(Stored data)

******

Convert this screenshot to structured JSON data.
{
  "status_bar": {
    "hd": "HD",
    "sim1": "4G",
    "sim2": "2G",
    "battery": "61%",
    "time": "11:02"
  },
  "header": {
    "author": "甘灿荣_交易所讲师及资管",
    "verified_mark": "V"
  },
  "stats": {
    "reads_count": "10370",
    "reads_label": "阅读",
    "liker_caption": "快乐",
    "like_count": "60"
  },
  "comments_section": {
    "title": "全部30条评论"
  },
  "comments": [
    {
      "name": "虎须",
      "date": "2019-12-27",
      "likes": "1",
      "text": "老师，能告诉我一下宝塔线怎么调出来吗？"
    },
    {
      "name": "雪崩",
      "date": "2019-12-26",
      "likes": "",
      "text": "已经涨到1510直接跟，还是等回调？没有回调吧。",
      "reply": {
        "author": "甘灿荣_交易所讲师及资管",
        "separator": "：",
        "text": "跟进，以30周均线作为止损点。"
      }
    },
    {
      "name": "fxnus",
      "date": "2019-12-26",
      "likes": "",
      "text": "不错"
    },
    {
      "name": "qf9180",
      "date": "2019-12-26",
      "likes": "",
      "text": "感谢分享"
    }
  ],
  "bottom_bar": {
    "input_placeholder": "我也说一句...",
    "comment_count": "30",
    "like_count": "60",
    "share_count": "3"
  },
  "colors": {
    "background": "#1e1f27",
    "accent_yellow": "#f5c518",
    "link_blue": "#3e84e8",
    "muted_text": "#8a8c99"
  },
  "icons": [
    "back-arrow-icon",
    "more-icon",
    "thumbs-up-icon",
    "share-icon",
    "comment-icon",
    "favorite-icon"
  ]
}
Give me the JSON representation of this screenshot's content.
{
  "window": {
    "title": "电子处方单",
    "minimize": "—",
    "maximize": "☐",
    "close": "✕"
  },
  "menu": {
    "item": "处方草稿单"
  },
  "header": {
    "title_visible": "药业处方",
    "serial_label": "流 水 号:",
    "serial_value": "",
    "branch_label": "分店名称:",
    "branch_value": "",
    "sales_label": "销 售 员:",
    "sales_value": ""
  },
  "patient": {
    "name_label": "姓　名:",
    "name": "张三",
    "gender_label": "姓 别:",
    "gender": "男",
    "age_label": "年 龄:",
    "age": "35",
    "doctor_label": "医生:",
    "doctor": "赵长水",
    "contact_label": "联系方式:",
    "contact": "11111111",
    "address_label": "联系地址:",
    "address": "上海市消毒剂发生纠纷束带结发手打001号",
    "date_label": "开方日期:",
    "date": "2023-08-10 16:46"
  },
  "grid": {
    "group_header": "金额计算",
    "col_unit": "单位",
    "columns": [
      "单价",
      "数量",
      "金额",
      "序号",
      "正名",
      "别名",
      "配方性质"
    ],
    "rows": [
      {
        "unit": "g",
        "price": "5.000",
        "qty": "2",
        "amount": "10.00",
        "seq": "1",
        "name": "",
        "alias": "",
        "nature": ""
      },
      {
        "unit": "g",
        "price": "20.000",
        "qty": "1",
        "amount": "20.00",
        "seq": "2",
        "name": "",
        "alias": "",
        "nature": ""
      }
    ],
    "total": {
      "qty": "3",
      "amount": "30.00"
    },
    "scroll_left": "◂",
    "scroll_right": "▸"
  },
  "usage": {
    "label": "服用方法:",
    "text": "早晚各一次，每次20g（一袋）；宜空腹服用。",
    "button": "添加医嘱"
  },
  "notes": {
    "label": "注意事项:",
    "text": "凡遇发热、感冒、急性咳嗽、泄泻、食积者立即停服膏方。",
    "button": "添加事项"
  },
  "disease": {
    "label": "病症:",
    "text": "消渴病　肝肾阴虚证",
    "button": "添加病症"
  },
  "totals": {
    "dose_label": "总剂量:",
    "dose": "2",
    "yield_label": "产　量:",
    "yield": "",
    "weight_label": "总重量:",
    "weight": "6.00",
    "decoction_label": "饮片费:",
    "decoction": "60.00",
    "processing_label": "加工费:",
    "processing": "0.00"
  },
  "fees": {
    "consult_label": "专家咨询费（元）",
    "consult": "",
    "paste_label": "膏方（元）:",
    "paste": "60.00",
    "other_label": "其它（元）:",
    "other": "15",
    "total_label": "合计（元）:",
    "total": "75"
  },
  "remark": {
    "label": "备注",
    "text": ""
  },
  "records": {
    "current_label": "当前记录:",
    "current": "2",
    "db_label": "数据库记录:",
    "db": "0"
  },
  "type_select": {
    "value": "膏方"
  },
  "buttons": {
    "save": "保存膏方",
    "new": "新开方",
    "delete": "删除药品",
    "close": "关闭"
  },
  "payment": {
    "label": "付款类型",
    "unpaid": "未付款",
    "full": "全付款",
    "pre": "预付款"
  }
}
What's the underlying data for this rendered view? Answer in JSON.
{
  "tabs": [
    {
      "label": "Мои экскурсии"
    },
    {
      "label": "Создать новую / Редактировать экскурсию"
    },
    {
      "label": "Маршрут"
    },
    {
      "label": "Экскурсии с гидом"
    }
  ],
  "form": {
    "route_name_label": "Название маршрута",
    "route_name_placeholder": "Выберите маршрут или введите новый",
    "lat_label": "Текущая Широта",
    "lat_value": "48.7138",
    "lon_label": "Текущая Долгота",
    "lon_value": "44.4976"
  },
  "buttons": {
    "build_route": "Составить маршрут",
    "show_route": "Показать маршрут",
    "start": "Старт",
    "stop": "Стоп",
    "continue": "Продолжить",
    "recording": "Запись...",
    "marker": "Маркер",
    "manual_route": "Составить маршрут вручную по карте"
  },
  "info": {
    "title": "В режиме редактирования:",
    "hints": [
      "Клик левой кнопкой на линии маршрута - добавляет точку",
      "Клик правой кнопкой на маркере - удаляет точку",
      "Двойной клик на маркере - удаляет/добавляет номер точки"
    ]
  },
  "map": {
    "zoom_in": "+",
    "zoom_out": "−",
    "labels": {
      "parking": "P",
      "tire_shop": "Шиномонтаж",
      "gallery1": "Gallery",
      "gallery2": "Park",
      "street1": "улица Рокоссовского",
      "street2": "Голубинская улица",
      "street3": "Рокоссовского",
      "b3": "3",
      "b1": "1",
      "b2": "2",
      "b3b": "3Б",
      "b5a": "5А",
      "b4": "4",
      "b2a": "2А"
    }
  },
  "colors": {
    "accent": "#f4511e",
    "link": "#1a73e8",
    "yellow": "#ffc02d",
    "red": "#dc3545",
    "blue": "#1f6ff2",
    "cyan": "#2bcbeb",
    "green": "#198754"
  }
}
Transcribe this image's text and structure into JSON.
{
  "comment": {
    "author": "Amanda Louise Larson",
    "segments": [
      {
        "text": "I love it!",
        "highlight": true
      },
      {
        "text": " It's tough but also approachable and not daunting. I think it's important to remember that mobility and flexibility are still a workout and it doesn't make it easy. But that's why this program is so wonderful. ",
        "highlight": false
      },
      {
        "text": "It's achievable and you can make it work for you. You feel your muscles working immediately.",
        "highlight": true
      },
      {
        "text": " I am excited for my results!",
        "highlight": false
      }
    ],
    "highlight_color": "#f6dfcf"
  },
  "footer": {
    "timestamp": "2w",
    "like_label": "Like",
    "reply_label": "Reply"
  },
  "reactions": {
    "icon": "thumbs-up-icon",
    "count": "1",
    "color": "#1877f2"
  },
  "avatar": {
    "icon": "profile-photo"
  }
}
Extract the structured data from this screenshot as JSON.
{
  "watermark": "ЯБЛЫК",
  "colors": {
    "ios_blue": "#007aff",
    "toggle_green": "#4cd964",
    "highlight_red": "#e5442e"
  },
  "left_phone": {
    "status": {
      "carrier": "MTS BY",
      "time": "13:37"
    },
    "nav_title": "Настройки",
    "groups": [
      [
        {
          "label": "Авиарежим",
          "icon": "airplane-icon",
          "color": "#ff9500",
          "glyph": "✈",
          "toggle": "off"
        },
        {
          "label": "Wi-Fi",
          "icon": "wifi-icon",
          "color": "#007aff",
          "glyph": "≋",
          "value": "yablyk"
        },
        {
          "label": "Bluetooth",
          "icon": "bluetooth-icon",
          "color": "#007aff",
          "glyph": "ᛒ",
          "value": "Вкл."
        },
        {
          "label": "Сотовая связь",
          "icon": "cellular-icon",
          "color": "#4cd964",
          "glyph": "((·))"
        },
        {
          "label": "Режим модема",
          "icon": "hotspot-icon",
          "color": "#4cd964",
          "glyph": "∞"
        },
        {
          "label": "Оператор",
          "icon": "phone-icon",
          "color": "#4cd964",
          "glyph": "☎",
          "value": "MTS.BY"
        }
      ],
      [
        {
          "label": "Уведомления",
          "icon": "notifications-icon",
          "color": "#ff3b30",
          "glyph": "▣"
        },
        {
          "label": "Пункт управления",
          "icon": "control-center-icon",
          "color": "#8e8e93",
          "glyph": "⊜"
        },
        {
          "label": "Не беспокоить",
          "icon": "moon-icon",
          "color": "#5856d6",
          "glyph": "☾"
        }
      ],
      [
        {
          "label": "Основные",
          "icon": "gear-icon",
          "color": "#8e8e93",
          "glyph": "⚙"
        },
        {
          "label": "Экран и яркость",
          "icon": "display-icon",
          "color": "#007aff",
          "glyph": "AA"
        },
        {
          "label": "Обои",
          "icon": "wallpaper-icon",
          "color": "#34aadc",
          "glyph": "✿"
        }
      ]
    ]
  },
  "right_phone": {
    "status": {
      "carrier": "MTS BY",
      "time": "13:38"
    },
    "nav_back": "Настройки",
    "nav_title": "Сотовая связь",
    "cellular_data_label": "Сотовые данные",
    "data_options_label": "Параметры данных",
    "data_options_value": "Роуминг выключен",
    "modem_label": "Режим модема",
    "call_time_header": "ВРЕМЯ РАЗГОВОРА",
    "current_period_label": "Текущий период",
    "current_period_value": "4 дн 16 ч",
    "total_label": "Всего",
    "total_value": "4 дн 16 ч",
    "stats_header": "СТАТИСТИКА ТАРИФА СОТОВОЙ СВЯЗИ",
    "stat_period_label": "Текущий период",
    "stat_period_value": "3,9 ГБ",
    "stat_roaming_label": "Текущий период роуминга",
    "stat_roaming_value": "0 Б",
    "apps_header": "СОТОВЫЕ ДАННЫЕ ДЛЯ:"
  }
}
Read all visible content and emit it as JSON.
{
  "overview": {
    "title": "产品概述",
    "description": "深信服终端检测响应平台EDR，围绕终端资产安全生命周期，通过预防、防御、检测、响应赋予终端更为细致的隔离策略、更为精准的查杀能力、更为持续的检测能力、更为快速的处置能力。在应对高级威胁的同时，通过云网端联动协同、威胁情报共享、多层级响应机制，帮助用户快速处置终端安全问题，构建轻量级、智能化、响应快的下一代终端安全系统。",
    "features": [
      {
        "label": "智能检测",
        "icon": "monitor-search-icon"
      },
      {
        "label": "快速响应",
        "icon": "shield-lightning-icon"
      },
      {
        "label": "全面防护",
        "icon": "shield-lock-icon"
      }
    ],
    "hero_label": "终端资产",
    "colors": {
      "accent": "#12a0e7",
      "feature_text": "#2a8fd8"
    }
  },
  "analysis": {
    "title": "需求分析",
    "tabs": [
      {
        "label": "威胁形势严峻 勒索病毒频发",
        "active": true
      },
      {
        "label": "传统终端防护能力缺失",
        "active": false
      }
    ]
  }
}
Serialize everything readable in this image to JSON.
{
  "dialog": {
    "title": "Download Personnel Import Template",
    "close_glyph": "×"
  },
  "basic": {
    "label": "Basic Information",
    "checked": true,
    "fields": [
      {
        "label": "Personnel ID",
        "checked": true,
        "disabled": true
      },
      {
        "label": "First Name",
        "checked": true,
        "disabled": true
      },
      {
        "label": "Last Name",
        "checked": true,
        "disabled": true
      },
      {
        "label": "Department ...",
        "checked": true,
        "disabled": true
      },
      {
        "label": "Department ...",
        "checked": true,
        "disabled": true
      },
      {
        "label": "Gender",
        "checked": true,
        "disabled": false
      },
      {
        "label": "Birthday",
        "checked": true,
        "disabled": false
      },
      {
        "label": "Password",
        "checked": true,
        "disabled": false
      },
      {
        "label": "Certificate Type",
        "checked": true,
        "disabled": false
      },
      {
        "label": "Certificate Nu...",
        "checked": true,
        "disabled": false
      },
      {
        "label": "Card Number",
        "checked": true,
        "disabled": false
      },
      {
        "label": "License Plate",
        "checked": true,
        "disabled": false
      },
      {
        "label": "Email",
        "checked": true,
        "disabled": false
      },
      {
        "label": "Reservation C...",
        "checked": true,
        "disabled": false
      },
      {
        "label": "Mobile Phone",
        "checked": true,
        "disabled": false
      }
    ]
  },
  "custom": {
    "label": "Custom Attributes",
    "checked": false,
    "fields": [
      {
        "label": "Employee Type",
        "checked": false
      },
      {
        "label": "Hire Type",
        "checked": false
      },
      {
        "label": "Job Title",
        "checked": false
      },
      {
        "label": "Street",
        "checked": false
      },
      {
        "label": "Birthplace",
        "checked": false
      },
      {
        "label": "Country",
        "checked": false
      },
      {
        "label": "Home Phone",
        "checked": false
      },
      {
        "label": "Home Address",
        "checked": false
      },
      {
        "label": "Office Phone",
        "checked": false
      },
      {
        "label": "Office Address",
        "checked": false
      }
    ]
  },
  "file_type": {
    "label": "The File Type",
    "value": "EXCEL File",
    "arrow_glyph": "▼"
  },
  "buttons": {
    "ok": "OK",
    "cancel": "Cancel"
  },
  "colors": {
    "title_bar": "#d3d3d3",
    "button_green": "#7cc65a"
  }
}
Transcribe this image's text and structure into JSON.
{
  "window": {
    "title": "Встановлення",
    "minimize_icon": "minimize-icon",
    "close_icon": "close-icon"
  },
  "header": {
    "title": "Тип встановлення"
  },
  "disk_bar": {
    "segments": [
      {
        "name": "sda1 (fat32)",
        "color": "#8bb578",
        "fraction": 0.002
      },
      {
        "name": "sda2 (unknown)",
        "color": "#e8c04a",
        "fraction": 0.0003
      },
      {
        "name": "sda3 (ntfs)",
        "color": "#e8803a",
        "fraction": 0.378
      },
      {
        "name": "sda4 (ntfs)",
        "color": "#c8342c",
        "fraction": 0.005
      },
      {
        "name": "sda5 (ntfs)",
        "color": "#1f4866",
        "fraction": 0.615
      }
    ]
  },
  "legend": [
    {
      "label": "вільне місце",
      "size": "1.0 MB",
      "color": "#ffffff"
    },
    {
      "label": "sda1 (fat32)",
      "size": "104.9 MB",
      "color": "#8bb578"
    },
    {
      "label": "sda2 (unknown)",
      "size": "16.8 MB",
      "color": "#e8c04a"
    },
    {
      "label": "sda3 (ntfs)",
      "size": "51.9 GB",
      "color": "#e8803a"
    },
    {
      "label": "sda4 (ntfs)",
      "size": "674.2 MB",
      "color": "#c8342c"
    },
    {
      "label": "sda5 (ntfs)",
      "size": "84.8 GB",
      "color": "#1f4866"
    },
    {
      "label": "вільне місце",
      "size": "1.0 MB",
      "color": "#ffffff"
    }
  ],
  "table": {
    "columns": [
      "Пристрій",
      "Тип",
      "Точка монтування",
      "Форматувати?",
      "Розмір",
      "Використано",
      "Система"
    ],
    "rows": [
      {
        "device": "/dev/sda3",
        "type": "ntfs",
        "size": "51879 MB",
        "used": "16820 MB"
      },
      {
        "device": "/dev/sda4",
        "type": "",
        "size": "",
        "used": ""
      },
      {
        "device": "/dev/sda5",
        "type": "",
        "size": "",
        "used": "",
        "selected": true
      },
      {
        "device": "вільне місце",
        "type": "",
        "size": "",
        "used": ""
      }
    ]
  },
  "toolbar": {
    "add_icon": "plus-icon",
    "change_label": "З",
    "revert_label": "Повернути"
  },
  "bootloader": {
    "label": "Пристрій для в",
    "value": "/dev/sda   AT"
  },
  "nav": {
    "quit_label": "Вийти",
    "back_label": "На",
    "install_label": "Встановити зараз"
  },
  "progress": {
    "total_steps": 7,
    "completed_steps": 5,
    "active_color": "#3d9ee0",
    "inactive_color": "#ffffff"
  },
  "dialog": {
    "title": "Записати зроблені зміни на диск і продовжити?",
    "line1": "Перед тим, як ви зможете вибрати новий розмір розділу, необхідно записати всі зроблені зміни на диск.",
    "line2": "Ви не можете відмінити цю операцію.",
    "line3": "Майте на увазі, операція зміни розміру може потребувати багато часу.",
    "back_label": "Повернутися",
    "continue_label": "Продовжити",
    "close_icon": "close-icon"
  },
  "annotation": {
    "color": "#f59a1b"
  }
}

******

WHAT IS BEING ASKED
Locate the word "Certificate" in the records above, and return each line that has it.

TASK SOLUTION
        "label": "Certificate Type",
        "label": "Certificate Nu...",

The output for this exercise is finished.